— DATASET EXTRACT —

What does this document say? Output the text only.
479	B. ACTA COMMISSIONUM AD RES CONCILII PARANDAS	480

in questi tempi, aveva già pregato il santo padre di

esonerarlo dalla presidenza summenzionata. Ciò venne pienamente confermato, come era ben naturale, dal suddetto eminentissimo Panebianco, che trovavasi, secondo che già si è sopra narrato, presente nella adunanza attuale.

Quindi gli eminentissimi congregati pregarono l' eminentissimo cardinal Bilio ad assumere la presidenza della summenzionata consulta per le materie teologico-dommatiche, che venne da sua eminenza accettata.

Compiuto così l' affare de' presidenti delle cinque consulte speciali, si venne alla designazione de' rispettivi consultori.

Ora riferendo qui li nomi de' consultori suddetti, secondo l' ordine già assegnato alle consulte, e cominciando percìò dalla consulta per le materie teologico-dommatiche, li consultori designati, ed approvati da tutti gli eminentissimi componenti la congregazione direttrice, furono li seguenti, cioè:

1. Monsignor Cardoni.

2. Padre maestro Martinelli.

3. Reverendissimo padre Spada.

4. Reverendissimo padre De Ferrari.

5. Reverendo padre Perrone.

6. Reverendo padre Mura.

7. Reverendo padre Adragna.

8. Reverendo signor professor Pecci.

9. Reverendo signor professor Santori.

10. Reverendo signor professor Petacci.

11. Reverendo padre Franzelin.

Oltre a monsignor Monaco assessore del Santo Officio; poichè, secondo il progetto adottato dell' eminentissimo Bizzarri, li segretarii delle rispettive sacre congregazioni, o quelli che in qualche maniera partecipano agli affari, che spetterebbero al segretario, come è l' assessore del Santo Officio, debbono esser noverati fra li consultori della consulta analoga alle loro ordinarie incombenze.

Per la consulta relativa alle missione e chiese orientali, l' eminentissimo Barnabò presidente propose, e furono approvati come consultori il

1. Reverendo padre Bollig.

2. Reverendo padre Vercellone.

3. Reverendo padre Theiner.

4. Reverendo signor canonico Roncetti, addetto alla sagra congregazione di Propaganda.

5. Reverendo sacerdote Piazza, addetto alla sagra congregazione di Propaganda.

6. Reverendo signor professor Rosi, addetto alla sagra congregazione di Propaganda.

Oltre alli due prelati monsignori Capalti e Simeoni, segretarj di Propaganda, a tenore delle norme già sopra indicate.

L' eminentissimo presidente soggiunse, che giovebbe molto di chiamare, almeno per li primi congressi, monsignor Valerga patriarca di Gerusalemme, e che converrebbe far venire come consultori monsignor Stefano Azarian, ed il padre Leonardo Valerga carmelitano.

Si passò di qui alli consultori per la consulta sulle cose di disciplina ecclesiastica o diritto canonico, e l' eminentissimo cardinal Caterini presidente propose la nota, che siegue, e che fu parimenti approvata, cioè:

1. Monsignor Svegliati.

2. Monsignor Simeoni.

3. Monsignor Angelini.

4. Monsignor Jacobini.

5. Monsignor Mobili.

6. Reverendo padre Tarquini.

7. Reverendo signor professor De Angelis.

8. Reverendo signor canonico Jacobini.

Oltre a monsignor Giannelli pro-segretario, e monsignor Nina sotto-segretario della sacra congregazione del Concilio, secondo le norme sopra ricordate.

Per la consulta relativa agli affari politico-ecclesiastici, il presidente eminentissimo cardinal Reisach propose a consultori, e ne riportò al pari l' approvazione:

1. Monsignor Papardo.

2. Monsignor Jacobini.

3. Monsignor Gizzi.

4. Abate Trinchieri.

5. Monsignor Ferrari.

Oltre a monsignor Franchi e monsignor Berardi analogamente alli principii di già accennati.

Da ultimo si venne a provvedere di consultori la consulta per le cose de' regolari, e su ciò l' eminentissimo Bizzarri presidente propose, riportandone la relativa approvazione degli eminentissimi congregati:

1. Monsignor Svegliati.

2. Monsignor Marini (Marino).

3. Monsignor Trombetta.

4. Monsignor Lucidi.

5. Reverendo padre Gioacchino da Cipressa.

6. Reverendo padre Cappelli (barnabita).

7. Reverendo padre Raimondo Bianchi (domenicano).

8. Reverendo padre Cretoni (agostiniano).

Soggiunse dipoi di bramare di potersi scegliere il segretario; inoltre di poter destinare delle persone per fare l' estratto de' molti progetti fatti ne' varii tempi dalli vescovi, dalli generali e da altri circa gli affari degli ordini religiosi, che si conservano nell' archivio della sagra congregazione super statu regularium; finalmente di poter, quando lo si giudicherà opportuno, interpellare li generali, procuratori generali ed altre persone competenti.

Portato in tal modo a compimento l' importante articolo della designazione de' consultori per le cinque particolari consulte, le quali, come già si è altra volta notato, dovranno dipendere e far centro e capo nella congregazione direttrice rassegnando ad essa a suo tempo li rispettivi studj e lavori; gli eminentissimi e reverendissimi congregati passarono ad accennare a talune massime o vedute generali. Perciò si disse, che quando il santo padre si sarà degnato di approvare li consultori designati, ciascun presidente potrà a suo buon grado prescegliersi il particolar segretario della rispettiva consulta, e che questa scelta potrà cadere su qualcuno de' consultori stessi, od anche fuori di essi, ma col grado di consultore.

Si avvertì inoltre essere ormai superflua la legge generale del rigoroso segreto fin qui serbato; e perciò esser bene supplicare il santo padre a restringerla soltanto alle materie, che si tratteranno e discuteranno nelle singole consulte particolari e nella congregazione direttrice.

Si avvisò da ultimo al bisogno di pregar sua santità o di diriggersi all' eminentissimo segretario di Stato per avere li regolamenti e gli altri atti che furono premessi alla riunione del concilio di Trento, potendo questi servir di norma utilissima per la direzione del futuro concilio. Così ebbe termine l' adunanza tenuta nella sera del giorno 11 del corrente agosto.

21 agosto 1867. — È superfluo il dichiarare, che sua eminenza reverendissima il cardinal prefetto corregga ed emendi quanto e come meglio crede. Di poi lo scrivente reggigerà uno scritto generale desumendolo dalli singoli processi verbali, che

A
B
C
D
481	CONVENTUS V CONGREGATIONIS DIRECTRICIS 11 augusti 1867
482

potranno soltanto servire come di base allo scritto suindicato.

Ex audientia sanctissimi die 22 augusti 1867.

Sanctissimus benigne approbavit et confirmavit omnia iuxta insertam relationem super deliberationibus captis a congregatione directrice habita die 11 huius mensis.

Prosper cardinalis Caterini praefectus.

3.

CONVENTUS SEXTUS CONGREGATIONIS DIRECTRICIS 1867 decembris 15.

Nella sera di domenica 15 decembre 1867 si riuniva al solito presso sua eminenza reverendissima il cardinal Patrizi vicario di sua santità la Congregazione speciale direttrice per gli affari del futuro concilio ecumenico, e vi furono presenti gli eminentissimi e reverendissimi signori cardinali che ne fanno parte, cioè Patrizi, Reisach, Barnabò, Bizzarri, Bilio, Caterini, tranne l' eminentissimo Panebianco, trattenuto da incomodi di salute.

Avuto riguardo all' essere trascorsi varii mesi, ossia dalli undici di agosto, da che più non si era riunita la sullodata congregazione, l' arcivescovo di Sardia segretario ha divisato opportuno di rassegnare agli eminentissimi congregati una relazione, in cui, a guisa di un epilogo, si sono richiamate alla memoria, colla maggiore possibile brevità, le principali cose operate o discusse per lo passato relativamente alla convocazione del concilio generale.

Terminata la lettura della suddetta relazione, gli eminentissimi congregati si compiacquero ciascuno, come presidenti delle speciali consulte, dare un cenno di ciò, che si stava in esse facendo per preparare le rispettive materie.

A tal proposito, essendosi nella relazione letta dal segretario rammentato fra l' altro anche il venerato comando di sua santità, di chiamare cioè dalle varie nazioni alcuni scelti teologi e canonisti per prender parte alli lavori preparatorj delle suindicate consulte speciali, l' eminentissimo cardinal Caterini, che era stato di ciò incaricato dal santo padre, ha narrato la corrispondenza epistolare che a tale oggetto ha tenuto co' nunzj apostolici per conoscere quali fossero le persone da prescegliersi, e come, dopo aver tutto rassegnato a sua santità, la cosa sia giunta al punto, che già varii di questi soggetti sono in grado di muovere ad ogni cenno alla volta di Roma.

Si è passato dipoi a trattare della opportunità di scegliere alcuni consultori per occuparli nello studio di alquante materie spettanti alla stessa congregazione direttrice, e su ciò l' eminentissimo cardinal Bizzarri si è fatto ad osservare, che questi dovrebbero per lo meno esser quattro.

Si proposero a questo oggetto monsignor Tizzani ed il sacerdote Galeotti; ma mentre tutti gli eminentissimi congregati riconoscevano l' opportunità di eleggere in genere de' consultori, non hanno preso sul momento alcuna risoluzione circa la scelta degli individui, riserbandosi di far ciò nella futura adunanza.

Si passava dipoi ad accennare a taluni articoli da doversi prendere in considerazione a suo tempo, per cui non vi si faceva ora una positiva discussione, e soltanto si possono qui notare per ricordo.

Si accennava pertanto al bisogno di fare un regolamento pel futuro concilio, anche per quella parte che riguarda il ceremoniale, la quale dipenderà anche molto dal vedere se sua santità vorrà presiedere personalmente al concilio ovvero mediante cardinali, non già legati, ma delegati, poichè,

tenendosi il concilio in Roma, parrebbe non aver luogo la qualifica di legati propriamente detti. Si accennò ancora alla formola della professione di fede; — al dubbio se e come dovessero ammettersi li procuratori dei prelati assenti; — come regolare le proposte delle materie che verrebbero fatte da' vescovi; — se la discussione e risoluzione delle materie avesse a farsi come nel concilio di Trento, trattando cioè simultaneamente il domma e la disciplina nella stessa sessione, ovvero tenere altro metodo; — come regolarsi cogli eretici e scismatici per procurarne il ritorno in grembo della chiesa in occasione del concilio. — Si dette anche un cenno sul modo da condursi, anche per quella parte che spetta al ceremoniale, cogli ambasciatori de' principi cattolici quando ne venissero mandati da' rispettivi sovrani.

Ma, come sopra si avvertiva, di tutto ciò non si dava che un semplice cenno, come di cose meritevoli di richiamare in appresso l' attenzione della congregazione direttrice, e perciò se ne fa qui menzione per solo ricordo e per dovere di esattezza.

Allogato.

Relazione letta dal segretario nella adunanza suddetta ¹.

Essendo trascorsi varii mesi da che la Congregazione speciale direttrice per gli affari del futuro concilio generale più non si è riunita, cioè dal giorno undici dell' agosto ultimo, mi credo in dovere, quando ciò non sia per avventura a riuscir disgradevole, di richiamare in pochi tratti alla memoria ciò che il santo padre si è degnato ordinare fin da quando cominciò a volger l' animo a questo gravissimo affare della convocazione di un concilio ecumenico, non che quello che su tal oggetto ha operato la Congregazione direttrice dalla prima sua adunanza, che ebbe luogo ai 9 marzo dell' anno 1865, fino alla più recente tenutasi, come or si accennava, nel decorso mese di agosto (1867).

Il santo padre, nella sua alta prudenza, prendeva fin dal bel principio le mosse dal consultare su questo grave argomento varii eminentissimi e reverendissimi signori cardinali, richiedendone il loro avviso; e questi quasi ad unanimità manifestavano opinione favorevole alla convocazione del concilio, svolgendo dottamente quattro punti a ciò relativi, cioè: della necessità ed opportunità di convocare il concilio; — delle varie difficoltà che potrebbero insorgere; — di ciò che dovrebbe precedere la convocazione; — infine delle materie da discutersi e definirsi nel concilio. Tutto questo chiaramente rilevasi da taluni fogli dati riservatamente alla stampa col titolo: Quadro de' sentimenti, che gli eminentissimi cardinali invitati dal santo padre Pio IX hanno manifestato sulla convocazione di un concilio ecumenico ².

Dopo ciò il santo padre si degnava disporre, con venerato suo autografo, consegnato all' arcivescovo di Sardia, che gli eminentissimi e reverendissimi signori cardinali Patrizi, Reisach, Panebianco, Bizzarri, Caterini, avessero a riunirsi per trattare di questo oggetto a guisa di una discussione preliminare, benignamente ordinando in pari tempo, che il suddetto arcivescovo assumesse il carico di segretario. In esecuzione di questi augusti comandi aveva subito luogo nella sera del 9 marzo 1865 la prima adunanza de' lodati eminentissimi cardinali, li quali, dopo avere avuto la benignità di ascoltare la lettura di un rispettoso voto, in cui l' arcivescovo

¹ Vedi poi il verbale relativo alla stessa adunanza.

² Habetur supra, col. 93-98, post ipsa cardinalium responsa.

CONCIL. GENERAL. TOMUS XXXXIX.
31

* * *

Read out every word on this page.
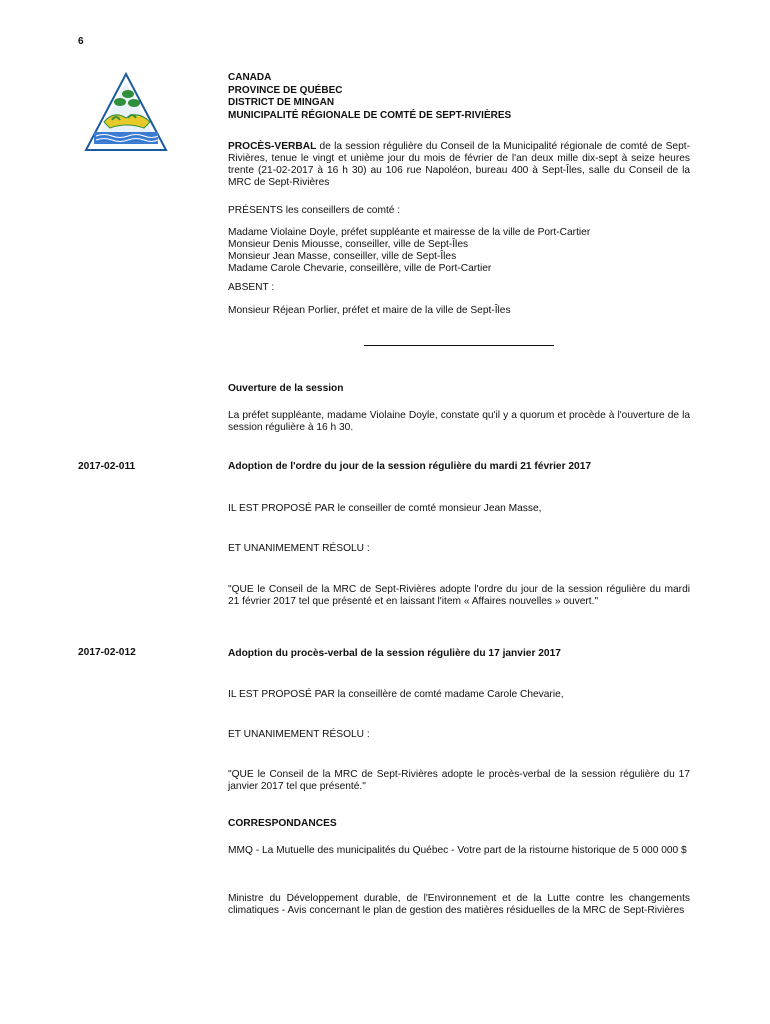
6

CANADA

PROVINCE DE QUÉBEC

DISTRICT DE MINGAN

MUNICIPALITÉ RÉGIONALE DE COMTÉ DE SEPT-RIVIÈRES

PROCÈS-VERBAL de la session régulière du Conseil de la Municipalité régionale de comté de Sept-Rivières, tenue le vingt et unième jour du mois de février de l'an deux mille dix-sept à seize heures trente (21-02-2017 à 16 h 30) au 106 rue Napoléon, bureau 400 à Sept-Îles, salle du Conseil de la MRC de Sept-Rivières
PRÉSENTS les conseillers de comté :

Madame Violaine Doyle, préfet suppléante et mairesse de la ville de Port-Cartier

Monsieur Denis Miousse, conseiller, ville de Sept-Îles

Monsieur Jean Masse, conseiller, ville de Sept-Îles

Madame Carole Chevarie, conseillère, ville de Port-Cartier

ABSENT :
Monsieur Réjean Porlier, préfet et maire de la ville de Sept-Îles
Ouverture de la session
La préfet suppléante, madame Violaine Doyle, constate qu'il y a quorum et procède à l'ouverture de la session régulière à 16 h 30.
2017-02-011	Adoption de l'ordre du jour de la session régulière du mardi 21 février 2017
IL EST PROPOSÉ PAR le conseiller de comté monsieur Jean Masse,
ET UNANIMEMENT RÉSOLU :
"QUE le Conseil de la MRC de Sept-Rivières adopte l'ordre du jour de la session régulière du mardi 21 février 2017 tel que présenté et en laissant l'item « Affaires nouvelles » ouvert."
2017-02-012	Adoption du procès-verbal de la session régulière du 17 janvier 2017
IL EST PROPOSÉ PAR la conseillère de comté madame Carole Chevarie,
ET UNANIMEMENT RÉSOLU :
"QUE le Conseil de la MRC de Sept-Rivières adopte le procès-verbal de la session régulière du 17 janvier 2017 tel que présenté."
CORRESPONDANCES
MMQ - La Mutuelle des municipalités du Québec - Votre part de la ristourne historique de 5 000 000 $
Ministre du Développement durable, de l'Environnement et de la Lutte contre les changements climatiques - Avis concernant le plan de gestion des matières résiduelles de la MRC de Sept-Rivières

---

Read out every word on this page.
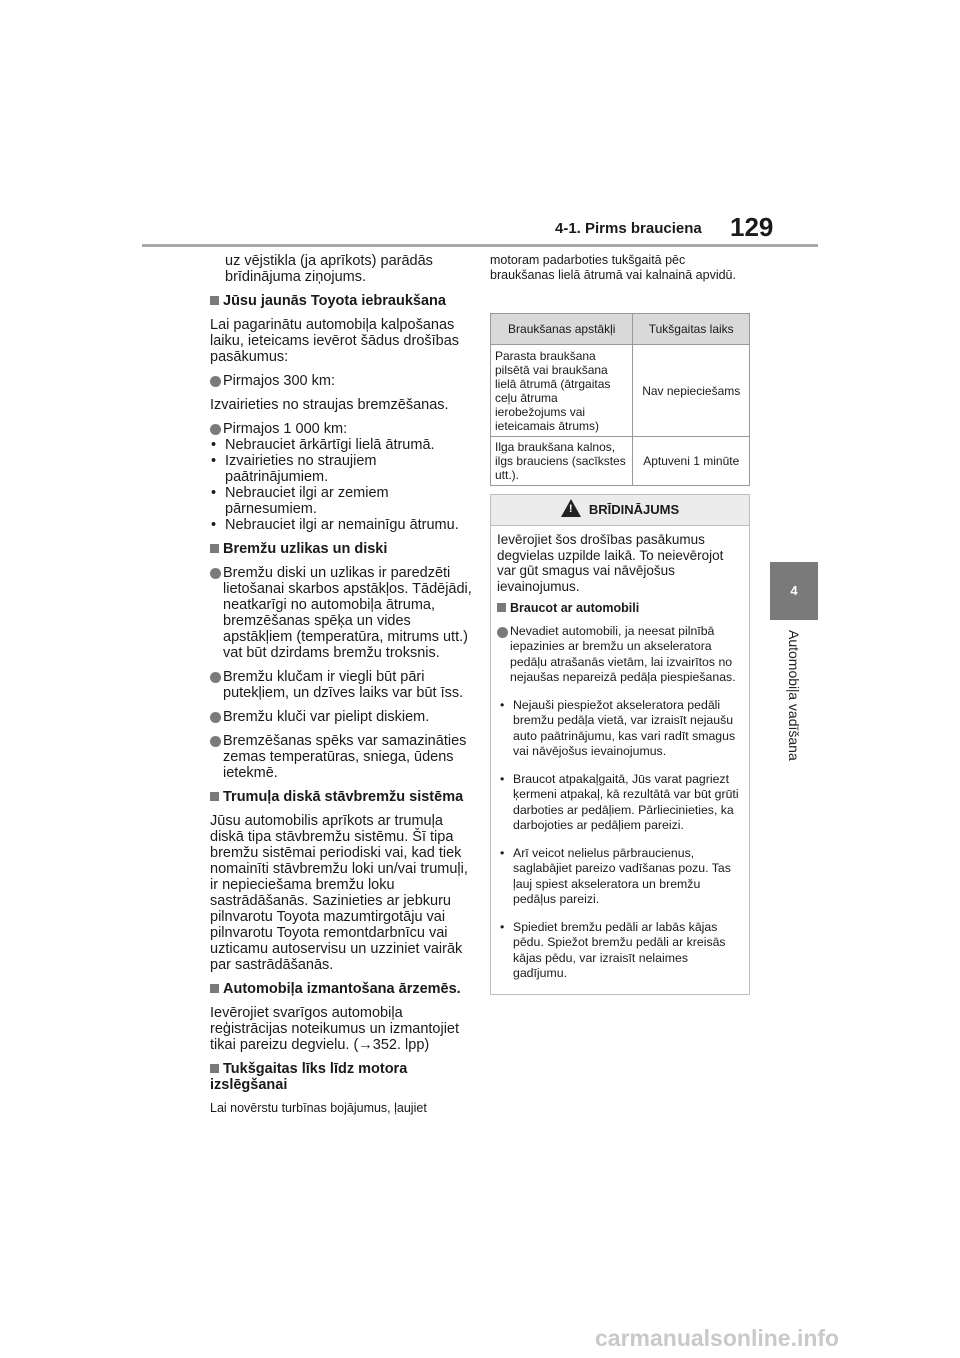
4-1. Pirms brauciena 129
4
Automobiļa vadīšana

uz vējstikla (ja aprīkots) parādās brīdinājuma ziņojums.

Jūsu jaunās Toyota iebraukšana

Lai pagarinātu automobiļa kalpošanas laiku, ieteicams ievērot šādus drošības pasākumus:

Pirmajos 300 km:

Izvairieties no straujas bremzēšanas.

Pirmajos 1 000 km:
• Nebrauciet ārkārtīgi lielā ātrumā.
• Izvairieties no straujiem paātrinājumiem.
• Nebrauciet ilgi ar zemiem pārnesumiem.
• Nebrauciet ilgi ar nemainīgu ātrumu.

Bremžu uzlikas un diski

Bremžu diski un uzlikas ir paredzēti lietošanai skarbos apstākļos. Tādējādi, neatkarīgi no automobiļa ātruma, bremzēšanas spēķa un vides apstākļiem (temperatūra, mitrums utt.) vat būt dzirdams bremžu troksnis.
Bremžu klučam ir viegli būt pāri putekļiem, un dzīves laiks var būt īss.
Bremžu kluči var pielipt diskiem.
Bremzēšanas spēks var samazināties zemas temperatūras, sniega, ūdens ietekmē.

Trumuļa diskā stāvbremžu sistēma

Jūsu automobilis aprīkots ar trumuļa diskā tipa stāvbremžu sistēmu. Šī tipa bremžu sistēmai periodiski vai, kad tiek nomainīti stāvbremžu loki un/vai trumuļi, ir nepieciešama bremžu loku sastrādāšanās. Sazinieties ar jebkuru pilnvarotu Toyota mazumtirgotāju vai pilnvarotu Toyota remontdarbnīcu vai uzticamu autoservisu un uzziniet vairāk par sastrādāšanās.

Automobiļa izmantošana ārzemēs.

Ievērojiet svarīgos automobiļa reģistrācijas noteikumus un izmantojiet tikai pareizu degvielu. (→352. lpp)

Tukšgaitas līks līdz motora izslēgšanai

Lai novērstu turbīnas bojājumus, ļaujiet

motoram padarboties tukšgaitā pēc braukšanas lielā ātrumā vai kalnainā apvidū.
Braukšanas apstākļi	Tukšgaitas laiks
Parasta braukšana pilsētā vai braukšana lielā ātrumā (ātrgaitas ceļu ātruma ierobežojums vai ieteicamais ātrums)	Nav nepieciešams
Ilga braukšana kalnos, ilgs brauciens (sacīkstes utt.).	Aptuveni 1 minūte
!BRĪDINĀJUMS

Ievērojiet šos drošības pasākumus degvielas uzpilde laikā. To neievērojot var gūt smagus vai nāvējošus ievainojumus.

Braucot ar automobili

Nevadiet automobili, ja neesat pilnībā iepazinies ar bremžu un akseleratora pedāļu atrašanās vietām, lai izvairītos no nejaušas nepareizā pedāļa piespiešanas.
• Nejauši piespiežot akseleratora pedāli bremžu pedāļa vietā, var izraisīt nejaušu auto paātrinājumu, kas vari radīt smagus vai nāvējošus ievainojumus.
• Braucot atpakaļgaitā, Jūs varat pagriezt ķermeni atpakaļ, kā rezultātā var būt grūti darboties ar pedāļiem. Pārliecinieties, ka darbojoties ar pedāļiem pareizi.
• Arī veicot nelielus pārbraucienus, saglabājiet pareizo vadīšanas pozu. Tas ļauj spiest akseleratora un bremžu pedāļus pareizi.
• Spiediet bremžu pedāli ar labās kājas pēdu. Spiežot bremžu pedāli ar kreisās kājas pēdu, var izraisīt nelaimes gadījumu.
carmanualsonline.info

— WRITTEN INSTRUCTION —
Every line that holds the word "dalla" should be extracted.

— ANSWER TO THE EXERCISE —
esonerarlo dalla presidenza summenzionata. Ciò venne pienamente confermato, come era ben naturale, dal suddetto eminentissimo Panebianco, che trovavasi, secondo che già si è sopra narrato, presente nella adunanza attuale.
Ora riferendo qui li nomi de' consultori suddetti, secondo l' ordine già assegnato alle consulte, e cominciando percìò dalla consulta per le materie teologico-dommatiche, li consultori designati, ed approvati da tutti gli eminentissimi componenti la congregazione direttrice, furono li seguenti, cioè:
Essendo trascorsi varii mesi da che la Congregazione speciale direttrice per gli affari del futuro concilio generale più non si è riunita, cioè dal giorno undici dell' agosto ultimo, mi credo in dovere, quando ciò non sia per avventura a riuscir disgradevole, di richiamare in pochi tratti alla memoria ciò che il santo padre si è degnato ordinare fin da quando cominciò a volger l' animo a questo gravissimo affare della convocazione di un concilio ecumenico, non che quello che su tal oggetto ha operato la Congregazione direttrice dalla prima sua adunanza, che ebbe luogo ai 9 marzo dell' anno 1865, fino alla più recente tenutasi, come or si accennava, nel decorso mese di agosto (1867).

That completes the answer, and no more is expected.